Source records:
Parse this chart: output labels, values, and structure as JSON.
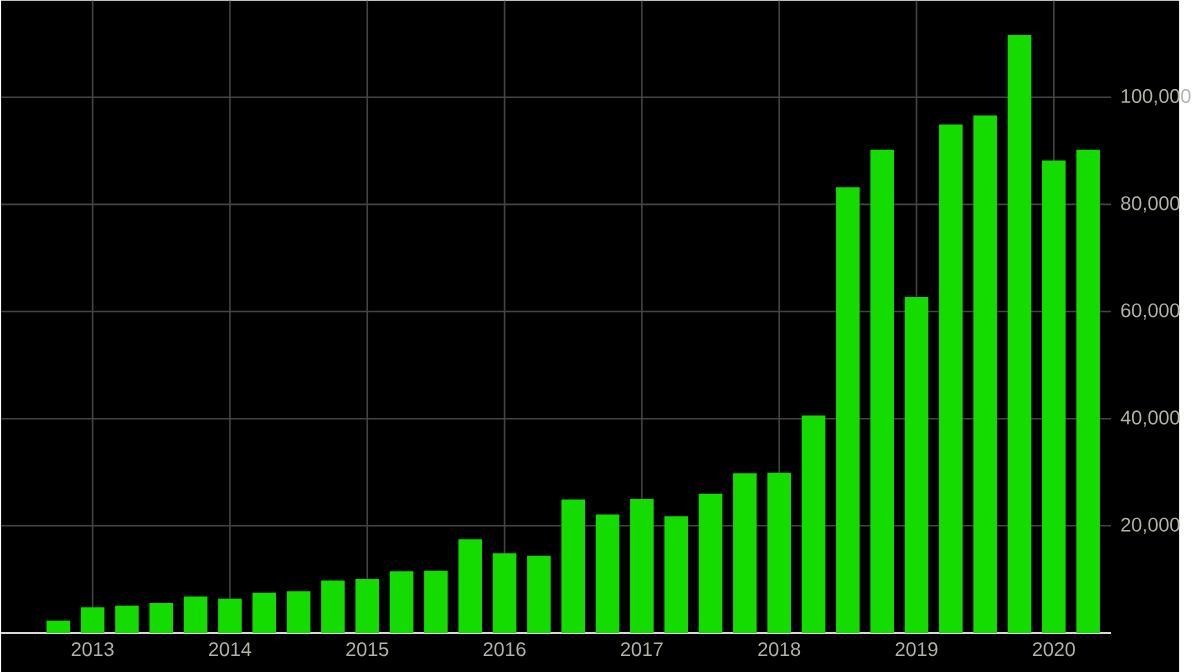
{
  "chart_data": {
    "type": "bar",
    "color": "#14dc00",
    "x": [
      "2012-10",
      "2013-01",
      "2013-04",
      "2013-07",
      "2013-10",
      "2014-01",
      "2014-04",
      "2014-07",
      "2014-10",
      "2015-01",
      "2015-04",
      "2015-07",
      "2015-10",
      "2016-01",
      "2016-04",
      "2016-07",
      "2016-10",
      "2017-01",
      "2017-04",
      "2017-07",
      "2017-10",
      "2018-01",
      "2018-04",
      "2018-07",
      "2018-10",
      "2019-01",
      "2019-04",
      "2019-07",
      "2019-10",
      "2020-01",
      "2020-04"
    ],
    "values": [
      2300,
      4800,
      5100,
      5600,
      6800,
      6400,
      7500,
      7800,
      9800,
      10100,
      11500,
      11600,
      17500,
      14900,
      14400,
      24900,
      22100,
      25000,
      21800,
      26000,
      29800,
      29900,
      40600,
      83200,
      90200,
      62700,
      94900,
      96600,
      111600,
      88200,
      90200
    ],
    "xlim": [
      "2012-05",
      "2020-06"
    ],
    "xticks": [
      "2013",
      "2014",
      "2015",
      "2016",
      "2017",
      "2018",
      "2019",
      "2020"
    ],
    "ylim": [
      0,
      118000
    ],
    "yticks": [
      {
        "value": 20000,
        "label": "20,000"
      },
      {
        "value": 40000,
        "label": "40,000"
      },
      {
        "value": 60000,
        "label": "60,000"
      },
      {
        "value": 80000,
        "label": "80,000"
      },
      {
        "value": 100000,
        "label": "100,000"
      }
    ],
    "grid": true
  }
}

> **EXERCISE DETAILS**: Take the entries shown above and quote them verbatim, passing over the pictures.

> **TASK OUTPUT**:
Parse this chart: output labels, values, and structure as JSON.
{
  "chart_data": {
    "type": "bar",
    "color": "#14dc00",
    "x": [
      "2012-10",
      "2013-01",
      "2013-04",
      "2013-07",
      "2013-10",
      "2014-01",
      "2014-04",
      "2014-07",
      "2014-10",
      "2015-01",
      "2015-04",
      "2015-07",
      "2015-10",
      "2016-01",
      "2016-04",
      "2016-07",
      "2016-10",
      "2017-01",
      "2017-04",
      "2017-07",
      "2017-10",
      "2018-01",
      "2018-04",
      "2018-07",
      "2018-10",
      "2019-01",
      "2019-04",
      "2019-07",
      "2019-10",
      "2020-01",
      "2020-04"
    ],
    "values": [
      2300,
      4800,
      5100,
      5600,
      6800,
      6400,
      7500,
      7800,
      9800,
      10100,
      11500,
      11600,
      17500,
      14900,
      14400,
      24900,
      22100,
      25000,
      21800,
      26000,
      29800,
      29900,
      40600,
      83200,
      90200,
      62700,
      94900,
      96600,
      111600,
      88200,
      90200
    ],
    "xlim": [
      "2012-05",
      "2020-06"
    ],
    "xticks": [
      "2013",
      "2014",
      "2015",
      "2016",
      "2017",
      "2018",
      "2019",
      "2020"
    ],
    "ylim": [
      0,
      118000
    ],
    "yticks": [
      {
        "value": 20000,
        "label": "20,000"
      },
      {
        "value": 40000,
        "label": "40,000"
      },
      {
        "value": 60000,
        "label": "60,000"
      },
      {
        "value": 80000,
        "label": "80,000"
      },
      {
        "value": 100000,
        "label": "100,000"
      }
    ],
    "grid": true
  }
}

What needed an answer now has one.